Problem description —
Take every line from the listing below that contains "موسى".

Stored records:
* start *

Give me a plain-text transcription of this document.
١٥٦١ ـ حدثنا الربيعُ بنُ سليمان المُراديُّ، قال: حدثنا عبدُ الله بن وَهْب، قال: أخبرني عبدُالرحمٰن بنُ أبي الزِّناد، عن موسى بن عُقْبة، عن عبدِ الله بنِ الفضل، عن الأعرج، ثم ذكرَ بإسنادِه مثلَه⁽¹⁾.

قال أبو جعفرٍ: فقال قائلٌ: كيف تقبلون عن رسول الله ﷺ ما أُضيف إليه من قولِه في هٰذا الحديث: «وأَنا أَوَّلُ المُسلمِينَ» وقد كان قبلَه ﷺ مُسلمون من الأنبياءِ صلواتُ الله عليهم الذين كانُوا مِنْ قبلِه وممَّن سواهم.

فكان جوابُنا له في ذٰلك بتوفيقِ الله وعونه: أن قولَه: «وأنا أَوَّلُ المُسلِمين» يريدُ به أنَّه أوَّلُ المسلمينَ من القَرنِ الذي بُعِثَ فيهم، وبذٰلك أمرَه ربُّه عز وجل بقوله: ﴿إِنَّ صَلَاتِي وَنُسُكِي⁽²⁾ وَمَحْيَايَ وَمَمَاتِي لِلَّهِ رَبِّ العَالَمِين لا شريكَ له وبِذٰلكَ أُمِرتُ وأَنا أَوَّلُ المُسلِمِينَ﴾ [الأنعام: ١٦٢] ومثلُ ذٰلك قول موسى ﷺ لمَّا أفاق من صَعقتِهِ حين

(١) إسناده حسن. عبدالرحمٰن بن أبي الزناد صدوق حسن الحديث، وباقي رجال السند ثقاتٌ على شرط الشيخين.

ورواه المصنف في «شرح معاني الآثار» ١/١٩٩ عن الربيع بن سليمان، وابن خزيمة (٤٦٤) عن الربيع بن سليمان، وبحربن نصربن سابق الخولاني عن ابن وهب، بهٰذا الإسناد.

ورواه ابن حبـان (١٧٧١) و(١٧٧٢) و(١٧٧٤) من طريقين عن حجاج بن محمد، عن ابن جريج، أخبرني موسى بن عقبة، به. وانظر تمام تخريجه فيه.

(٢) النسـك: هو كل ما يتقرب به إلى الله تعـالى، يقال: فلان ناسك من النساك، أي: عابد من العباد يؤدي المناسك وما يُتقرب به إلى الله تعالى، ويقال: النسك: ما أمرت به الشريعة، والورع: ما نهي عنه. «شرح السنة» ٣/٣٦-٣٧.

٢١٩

* end *

The solution —
١٥٦١ ـ حدثنا الربيعُ بنُ سليمان المُراديُّ، قال: حدثنا عبدُ الله بن وَهْب، قال: أخبرني عبدُالرحمٰن بنُ أبي الزِّناد، عن موسى بن عُقْبة، عن عبدِ الله بنِ الفضل، عن الأعرج، ثم ذكرَ بإسنادِه مثلَه⁽¹⁾.
فكان جوابُنا له في ذٰلك بتوفيقِ الله وعونه: أن قولَه: «وأنا أَوَّلُ المُسلِمين» يريدُ به أنَّه أوَّلُ المسلمينَ من القَرنِ الذي بُعِثَ فيهم، وبذٰلك أمرَه ربُّه عز وجل بقوله: ﴿إِنَّ صَلَاتِي وَنُسُكِي⁽²⁾ وَمَحْيَايَ وَمَمَاتِي لِلَّهِ رَبِّ العَالَمِين لا شريكَ له وبِذٰلكَ أُمِرتُ وأَنا أَوَّلُ المُسلِمِينَ﴾ [الأنعام: ١٦٢] ومثلُ ذٰلك قول موسى ﷺ لمَّا أفاق من صَعقتِهِ حين
ورواه ابن حبـان (١٧٧١) و(١٧٧٢) و(١٧٧٤) من طريقين عن حجاج بن محمد، عن ابن جريج، أخبرني موسى بن عقبة، به. وانظر تمام تخريجه فيه.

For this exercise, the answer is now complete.